It is not clear from the judgment why the plaintiff did not want to follow the pre-emption procedure, and preferred to terminate the partnership.

The Proceedings

The plaintiff commenced proceedings in the Supreme Court of NSW in December 2016 seeking a declaration that the partnership was validly terminated by the plaintiff’s service of the “notice of determination” and further orders for the dissolution of the partnership.  The plaintiff also sought alternative orders that the partnership be wound up by the Court on just and equitable grounds.

The first issue to be considered by the Court was the validity of the “notice of determination” issued by the plaintiff.  The plaintiff sought to terminate the partnership pursuant to section 26 of the Act which provides:

RETIREMENT FROM PARTNERSHIP AT WILL

(1) Where no fixed term has been agreed upon for the duration of the partnership, any partner may determine the partnership at any time on giving notice of the partner's intention so to do to all the other partners.

(2) Where the partnership has originally been constituted by deed, a notice signed by the partner giving it, shall be sufficient for this purpose.

At the hearing the plaintiff also sought to rely on section 32 of the Act which provides that:

DISSOLUTION BY EXPIRATION OR OTHERWISE

Subject to any agreement between the partners, a partnership is dissolved:

(a) If entered into for a fixed term, by the expiration of that term:

(b) If entered into for a single adventure or undertaking, by the termination of that adventure or undertaking:

(c) If entered into for an undefined time, by any partner giving notice to the other or others of the partner's intention to dissolve the partnership.

The defendants contended that the notice was ineffective.  The defendants did not oppose the plaintiff withdrawing from the partnership but put forward that she should do so by following the “pre-emption” procedure contained in the Partnership Deed.

The Court first addressed section 32 of the Act where the plaintiff intended to rely upon sub-paragraph (c).  The Partnership Deed made it clear that there was no specific period of time over which the partnership was to continue.  However, at the same time, the terms of the Partnership Deed make it clear that the partnership was to continue for the duration of the business. The Court found that even though the business was conducted at multiple locations and having moved from the original location, it still remained a single adventure or undertaking.  The Court found that sub-paragraph (b) of section 32 of the Act applies meaning that sub paragraph (c) of section 32 of the Act cannot apply.  Parker J then went further to state:

“If I am wrong about this, I think that the Partnership Deed excludes termination by notice under s32(c).  Clause 3.1 provides for the parties to carry on the business until the partnership is determined as provided by this deed.  The partnership can only be determined in defined circumstances, and the deed confers no right on the partners to terminate it unilaterally.  The only unilateral step a partner can take which may result in termination is to invoke the “pre-emption” procedure.

** Data listing **
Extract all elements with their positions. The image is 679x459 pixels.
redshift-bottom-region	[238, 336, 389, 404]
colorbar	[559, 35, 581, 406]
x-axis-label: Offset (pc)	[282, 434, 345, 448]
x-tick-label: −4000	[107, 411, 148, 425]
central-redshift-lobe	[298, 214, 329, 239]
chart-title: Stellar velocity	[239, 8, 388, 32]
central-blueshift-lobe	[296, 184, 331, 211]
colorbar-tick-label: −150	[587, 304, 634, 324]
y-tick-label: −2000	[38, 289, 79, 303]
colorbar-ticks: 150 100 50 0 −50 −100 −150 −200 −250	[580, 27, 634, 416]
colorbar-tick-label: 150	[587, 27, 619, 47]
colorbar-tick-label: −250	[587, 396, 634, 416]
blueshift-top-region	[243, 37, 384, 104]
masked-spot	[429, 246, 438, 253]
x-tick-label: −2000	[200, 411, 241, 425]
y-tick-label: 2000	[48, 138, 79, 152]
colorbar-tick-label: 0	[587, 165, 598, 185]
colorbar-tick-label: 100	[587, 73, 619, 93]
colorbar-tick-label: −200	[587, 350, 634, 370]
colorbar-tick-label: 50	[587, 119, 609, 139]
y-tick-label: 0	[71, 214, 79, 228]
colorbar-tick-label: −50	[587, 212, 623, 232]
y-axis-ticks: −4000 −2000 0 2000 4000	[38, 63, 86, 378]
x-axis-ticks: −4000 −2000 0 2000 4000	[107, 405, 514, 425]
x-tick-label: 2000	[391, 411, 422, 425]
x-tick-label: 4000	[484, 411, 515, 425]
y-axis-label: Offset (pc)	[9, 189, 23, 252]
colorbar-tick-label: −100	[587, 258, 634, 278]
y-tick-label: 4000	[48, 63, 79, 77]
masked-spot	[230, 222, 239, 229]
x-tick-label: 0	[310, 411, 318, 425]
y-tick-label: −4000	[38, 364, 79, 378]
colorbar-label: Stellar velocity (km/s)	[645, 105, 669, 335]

** Requirement **
According to the text on the partnership dispute, in which court and in what month and year did the plaintiff start proceedings?

** Task response **
The Supreme Court of NSW, in December 2016.